--- Start ---

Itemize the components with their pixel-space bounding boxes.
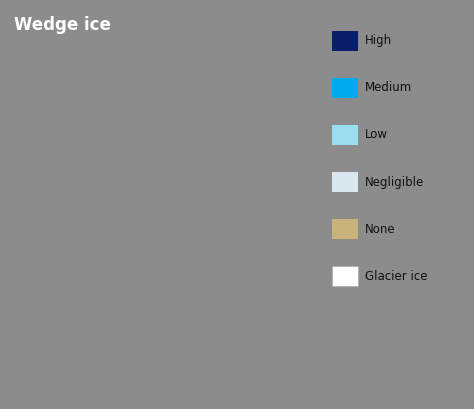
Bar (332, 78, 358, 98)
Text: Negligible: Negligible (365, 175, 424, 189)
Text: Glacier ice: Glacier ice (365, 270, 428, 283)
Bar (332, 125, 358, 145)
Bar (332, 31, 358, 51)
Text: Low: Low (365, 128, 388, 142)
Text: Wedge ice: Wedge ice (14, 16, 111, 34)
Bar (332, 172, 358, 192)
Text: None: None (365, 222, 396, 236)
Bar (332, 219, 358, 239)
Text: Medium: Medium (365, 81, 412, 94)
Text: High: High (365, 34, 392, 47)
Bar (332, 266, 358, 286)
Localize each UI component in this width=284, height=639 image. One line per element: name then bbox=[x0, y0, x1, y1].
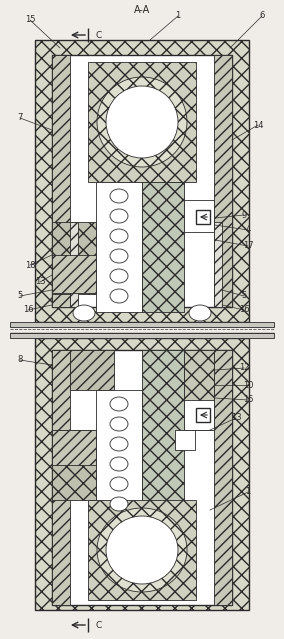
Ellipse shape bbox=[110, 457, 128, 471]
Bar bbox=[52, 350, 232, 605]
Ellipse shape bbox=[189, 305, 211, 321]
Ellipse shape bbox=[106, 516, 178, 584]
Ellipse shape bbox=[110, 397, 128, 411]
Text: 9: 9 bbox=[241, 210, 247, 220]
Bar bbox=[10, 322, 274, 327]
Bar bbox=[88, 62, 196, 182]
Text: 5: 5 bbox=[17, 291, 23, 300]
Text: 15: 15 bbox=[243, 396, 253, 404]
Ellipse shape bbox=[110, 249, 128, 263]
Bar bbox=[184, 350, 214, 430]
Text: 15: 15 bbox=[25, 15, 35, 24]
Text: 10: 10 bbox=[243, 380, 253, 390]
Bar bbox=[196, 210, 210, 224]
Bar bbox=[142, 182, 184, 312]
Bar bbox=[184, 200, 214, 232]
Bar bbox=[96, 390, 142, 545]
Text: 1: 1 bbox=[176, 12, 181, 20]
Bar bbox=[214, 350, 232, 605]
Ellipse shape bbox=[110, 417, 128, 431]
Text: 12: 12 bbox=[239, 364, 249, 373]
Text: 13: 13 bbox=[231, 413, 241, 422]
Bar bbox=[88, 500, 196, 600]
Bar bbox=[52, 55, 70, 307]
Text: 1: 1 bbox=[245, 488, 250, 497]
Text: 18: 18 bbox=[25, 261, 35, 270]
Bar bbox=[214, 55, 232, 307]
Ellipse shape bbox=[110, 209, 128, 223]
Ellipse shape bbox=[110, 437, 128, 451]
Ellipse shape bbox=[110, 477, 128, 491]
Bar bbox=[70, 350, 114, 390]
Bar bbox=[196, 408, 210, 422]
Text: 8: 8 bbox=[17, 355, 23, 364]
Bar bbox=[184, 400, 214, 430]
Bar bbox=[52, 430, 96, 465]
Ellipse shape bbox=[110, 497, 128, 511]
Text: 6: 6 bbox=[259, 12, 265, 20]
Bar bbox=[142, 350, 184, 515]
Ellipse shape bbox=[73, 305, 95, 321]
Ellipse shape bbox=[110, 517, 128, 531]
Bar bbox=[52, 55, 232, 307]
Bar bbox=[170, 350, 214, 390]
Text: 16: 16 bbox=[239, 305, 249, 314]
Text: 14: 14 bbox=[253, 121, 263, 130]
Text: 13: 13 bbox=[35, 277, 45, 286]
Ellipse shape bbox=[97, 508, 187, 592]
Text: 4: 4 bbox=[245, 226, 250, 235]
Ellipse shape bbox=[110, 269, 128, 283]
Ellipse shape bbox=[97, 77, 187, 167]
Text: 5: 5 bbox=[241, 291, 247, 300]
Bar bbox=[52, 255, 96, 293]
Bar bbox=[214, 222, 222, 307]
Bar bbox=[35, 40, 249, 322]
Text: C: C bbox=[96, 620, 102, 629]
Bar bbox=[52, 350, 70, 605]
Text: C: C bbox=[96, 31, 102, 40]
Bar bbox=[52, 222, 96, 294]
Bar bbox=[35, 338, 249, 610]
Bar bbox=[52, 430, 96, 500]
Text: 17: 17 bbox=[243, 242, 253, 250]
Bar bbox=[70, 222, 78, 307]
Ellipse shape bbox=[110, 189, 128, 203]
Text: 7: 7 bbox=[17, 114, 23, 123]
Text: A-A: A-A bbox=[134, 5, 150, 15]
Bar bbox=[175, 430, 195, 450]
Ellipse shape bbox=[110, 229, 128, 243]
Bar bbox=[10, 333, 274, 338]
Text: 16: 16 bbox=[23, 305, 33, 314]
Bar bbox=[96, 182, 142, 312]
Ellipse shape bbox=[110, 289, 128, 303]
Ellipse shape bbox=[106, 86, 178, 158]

--- End ---

Rewrite every item above, changing each "Ellipse shape" to "Oval" and keeping everything else the same. Leave the pictures out.

» **Worked solution**:
Itemize the components with their pixel-space bounding boxes.
Bar (332, 78, 358, 98)
Text: Negligible: Negligible (365, 175, 424, 189)
Text: Glacier ice: Glacier ice (365, 270, 428, 283)
Bar (332, 125, 358, 145)
Bar (332, 31, 358, 51)
Text: Low: Low (365, 128, 388, 142)
Text: Wedge ice: Wedge ice (14, 16, 111, 34)
Bar (332, 172, 358, 192)
Text: None: None (365, 222, 396, 236)
Bar (332, 219, 358, 239)
Text: Medium: Medium (365, 81, 412, 94)
Text: High: High (365, 34, 392, 47)
Bar (332, 266, 358, 286)
Localize each UI component in this width=284, height=639 image. One line per element: name then bbox=[x0, y0, x1, y1].
Oval bbox=[110, 457, 128, 471]
Bar bbox=[52, 350, 232, 605]
Oval bbox=[189, 305, 211, 321]
Oval bbox=[106, 516, 178, 584]
Oval bbox=[110, 397, 128, 411]
Text: 9: 9 bbox=[241, 210, 247, 220]
Bar bbox=[10, 322, 274, 327]
Bar bbox=[88, 62, 196, 182]
Text: 5: 5 bbox=[17, 291, 23, 300]
Text: 15: 15 bbox=[243, 396, 253, 404]
Oval bbox=[110, 249, 128, 263]
Bar bbox=[184, 350, 214, 430]
Text: 15: 15 bbox=[25, 15, 35, 24]
Text: 10: 10 bbox=[243, 380, 253, 390]
Bar bbox=[196, 210, 210, 224]
Bar bbox=[142, 182, 184, 312]
Bar bbox=[184, 200, 214, 232]
Bar bbox=[96, 390, 142, 545]
Text: 1: 1 bbox=[176, 12, 181, 20]
Bar bbox=[214, 350, 232, 605]
Oval bbox=[110, 417, 128, 431]
Text: 12: 12 bbox=[239, 364, 249, 373]
Text: 13: 13 bbox=[231, 413, 241, 422]
Bar bbox=[88, 500, 196, 600]
Bar bbox=[52, 55, 70, 307]
Text: 1: 1 bbox=[245, 488, 250, 497]
Text: 18: 18 bbox=[25, 261, 35, 270]
Bar bbox=[214, 55, 232, 307]
Oval bbox=[110, 209, 128, 223]
Oval bbox=[110, 437, 128, 451]
Oval bbox=[110, 477, 128, 491]
Bar bbox=[70, 350, 114, 390]
Bar bbox=[196, 408, 210, 422]
Text: 8: 8 bbox=[17, 355, 23, 364]
Bar bbox=[184, 400, 214, 430]
Bar bbox=[52, 430, 96, 465]
Oval bbox=[110, 497, 128, 511]
Text: 6: 6 bbox=[259, 12, 265, 20]
Bar bbox=[142, 350, 184, 515]
Oval bbox=[73, 305, 95, 321]
Oval bbox=[110, 517, 128, 531]
Bar bbox=[52, 55, 232, 307]
Bar bbox=[170, 350, 214, 390]
Text: 16: 16 bbox=[239, 305, 249, 314]
Text: 14: 14 bbox=[253, 121, 263, 130]
Text: 13: 13 bbox=[35, 277, 45, 286]
Oval bbox=[97, 508, 187, 592]
Text: 4: 4 bbox=[245, 226, 250, 235]
Oval bbox=[110, 269, 128, 283]
Oval bbox=[97, 77, 187, 167]
Text: 5: 5 bbox=[241, 291, 247, 300]
Bar bbox=[52, 255, 96, 293]
Bar bbox=[214, 222, 222, 307]
Bar bbox=[35, 40, 249, 322]
Text: C: C bbox=[96, 620, 102, 629]
Bar bbox=[52, 350, 70, 605]
Text: C: C bbox=[96, 31, 102, 40]
Bar bbox=[52, 222, 96, 294]
Bar bbox=[35, 338, 249, 610]
Bar bbox=[52, 430, 96, 500]
Text: 17: 17 bbox=[243, 242, 253, 250]
Bar bbox=[70, 222, 78, 307]
Oval bbox=[110, 189, 128, 203]
Text: 7: 7 bbox=[17, 114, 23, 123]
Text: A-A: A-A bbox=[134, 5, 150, 15]
Bar bbox=[175, 430, 195, 450]
Oval bbox=[110, 229, 128, 243]
Bar bbox=[10, 333, 274, 338]
Text: 16: 16 bbox=[23, 305, 33, 314]
Bar bbox=[96, 182, 142, 312]
Oval bbox=[110, 289, 128, 303]
Oval bbox=[106, 86, 178, 158]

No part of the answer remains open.